[Start DATA EXTRACT]

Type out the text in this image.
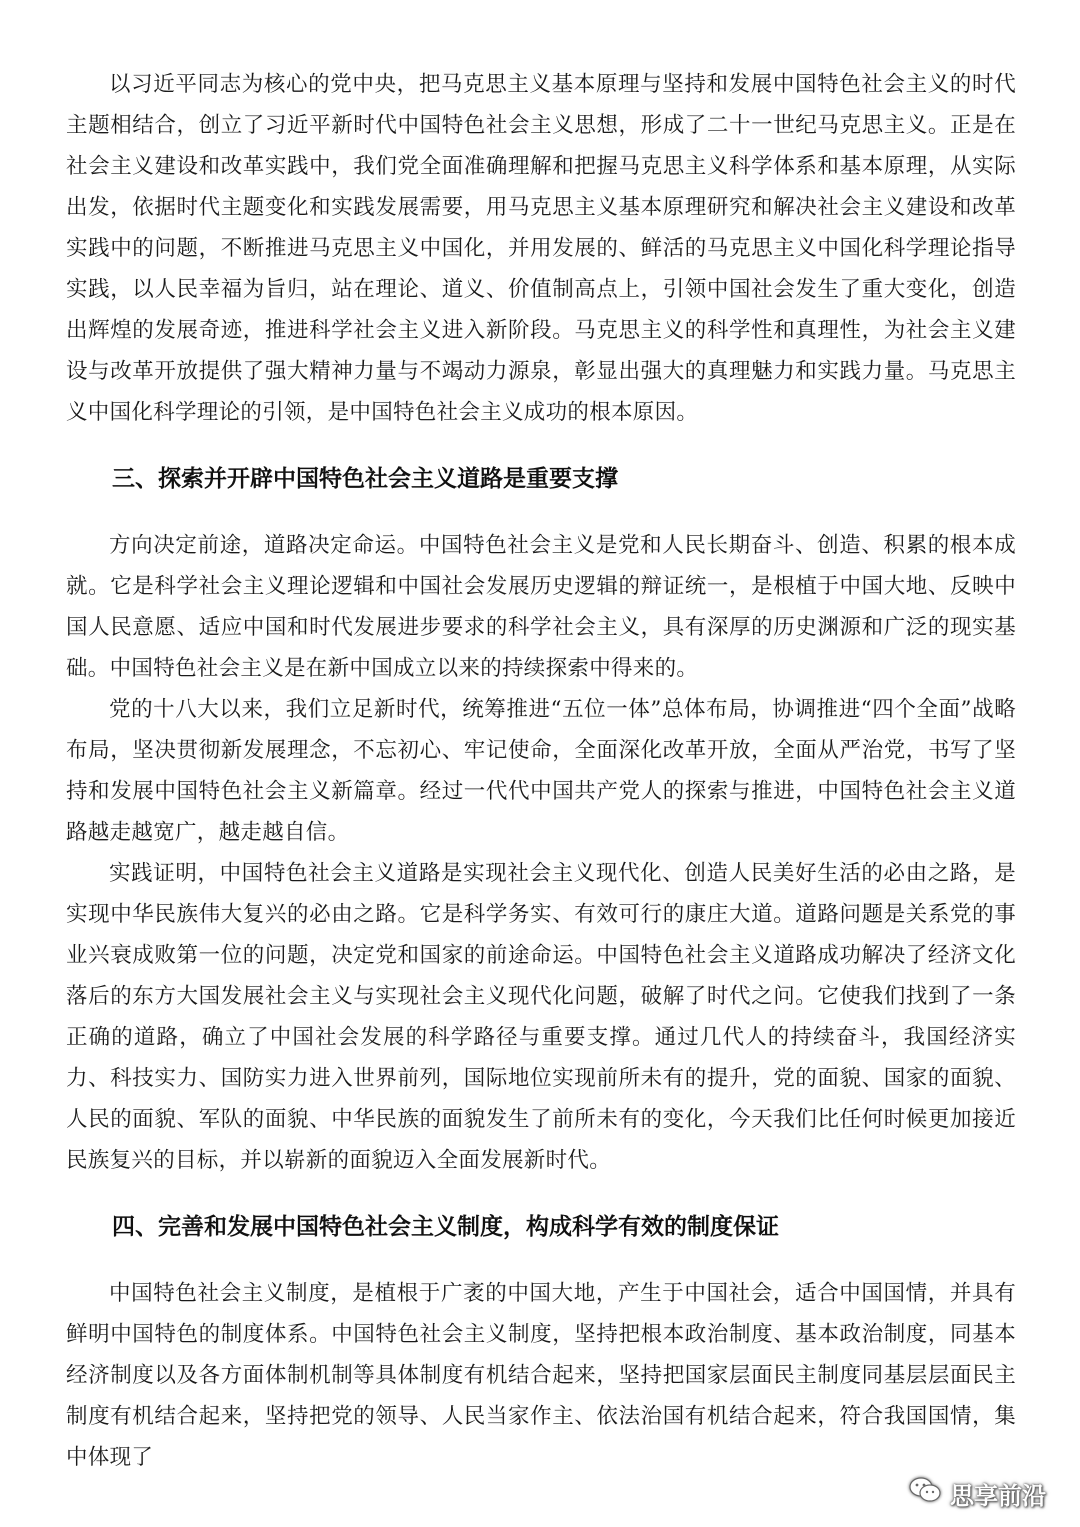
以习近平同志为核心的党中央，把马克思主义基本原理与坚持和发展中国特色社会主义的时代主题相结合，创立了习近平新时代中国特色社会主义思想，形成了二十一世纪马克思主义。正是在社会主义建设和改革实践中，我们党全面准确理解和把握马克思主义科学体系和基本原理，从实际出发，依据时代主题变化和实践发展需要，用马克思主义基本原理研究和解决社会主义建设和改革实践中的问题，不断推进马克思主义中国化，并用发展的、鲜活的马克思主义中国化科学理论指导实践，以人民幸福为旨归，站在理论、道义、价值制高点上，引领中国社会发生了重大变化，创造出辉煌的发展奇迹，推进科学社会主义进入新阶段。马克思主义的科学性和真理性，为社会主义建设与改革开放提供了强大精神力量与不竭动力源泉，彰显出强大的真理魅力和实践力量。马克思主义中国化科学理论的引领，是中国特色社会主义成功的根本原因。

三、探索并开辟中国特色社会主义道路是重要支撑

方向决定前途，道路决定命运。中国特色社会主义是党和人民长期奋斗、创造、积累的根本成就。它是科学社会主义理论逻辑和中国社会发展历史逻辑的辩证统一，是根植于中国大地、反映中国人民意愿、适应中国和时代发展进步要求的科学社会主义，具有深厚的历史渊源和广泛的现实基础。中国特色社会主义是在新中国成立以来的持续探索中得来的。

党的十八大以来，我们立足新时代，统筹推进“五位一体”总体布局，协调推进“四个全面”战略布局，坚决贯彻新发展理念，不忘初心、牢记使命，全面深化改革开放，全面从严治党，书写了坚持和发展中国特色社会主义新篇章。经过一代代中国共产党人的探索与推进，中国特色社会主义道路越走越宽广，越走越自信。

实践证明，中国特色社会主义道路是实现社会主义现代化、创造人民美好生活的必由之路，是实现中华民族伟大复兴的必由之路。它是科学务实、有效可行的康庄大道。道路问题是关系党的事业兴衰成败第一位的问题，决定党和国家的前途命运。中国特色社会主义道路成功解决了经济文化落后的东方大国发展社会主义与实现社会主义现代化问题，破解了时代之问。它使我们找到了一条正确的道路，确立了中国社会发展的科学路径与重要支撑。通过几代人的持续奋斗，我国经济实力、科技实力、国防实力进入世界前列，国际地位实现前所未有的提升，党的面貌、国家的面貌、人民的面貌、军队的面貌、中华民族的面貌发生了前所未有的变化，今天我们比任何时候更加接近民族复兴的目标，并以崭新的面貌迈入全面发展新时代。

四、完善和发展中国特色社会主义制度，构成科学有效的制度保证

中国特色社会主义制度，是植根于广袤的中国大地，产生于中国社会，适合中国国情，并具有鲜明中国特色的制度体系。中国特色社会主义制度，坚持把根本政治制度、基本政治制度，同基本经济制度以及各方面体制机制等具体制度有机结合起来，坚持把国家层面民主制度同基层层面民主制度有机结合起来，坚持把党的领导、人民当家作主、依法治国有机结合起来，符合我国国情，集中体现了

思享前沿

[End DATA EXTRACT]
[Start DATA EXTRACT]

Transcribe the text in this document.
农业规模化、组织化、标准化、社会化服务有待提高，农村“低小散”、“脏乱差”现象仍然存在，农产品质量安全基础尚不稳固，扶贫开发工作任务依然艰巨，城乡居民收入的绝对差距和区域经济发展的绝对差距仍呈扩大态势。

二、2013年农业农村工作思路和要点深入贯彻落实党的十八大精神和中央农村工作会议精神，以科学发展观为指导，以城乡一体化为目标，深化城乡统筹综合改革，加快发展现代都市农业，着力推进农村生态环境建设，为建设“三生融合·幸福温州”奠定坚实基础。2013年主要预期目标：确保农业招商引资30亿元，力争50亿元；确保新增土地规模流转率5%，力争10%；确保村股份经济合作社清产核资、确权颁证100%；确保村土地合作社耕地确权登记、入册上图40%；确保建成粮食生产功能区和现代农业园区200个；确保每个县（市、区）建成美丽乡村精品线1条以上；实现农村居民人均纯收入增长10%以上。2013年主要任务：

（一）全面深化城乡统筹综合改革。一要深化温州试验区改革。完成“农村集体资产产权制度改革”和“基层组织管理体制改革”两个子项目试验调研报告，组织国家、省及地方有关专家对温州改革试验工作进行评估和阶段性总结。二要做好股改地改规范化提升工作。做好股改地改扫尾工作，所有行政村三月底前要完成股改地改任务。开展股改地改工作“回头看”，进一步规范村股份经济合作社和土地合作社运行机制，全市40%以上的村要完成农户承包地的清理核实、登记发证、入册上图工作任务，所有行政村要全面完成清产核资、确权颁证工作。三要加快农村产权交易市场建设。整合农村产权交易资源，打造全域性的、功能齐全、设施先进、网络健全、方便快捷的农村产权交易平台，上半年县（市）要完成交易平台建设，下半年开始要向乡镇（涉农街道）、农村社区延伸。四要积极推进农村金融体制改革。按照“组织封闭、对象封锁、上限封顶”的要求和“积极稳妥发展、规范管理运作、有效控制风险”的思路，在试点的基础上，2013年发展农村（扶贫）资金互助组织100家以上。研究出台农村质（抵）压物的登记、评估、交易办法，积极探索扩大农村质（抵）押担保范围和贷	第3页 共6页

[End DATA EXTRACT]
[Start DATA EXTRACT]

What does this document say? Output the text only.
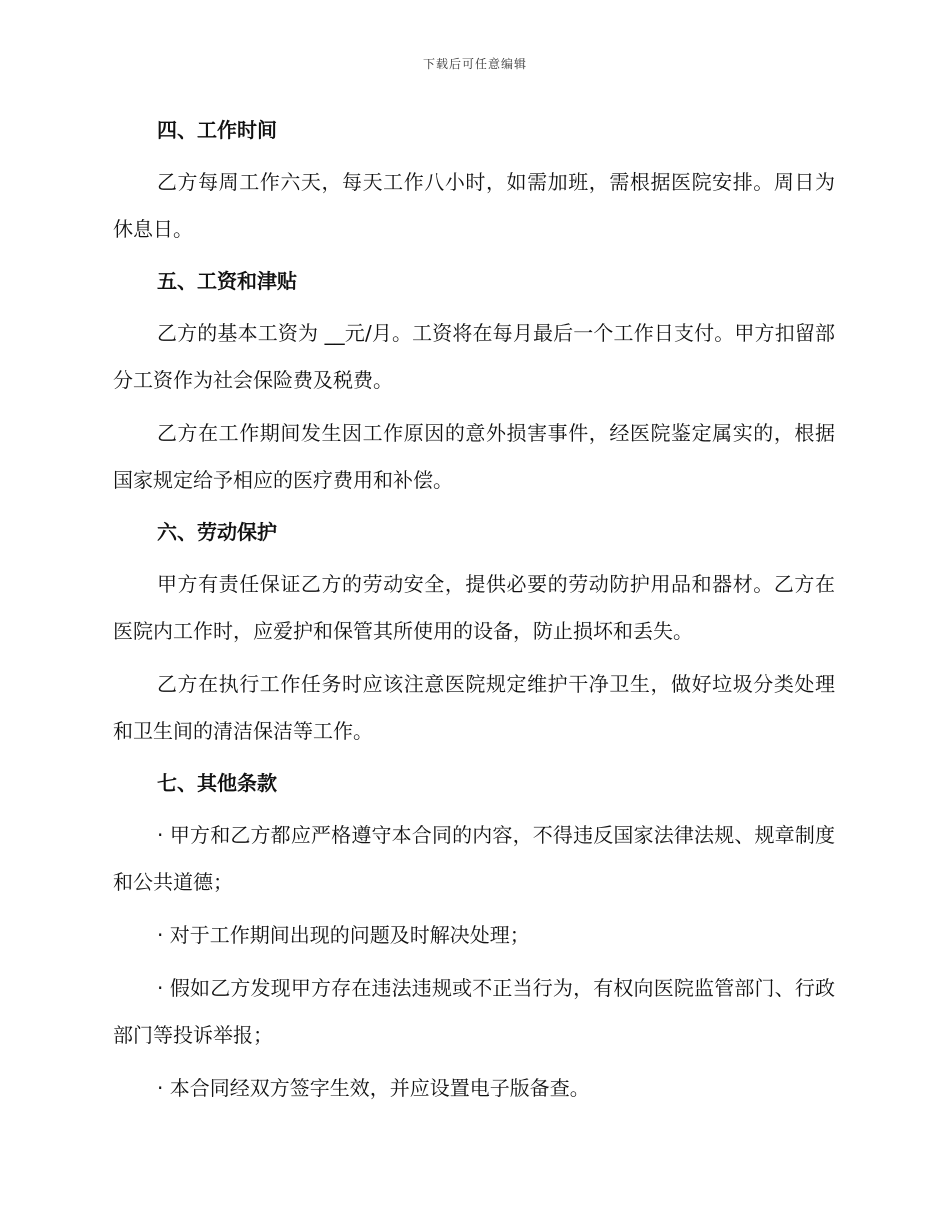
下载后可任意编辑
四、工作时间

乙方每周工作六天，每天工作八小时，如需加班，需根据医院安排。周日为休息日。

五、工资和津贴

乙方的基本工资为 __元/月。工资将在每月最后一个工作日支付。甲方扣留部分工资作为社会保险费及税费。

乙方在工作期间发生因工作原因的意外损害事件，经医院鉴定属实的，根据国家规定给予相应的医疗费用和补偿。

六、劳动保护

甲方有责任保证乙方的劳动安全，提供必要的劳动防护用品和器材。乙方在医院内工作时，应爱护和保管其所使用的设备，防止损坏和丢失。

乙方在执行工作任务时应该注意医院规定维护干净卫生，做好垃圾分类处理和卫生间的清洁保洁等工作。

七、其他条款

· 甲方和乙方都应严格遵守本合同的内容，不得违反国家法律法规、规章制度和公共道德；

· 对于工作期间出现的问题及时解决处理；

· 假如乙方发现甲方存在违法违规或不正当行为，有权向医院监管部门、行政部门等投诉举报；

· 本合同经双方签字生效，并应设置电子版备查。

[End DATA EXTRACT]

TASK STATEMENT: Copy the lines from the entries above in which the word "document" appears.

CORRECT ANSWER:
Transcribe the text in this document.
What does this document say? Output the text only.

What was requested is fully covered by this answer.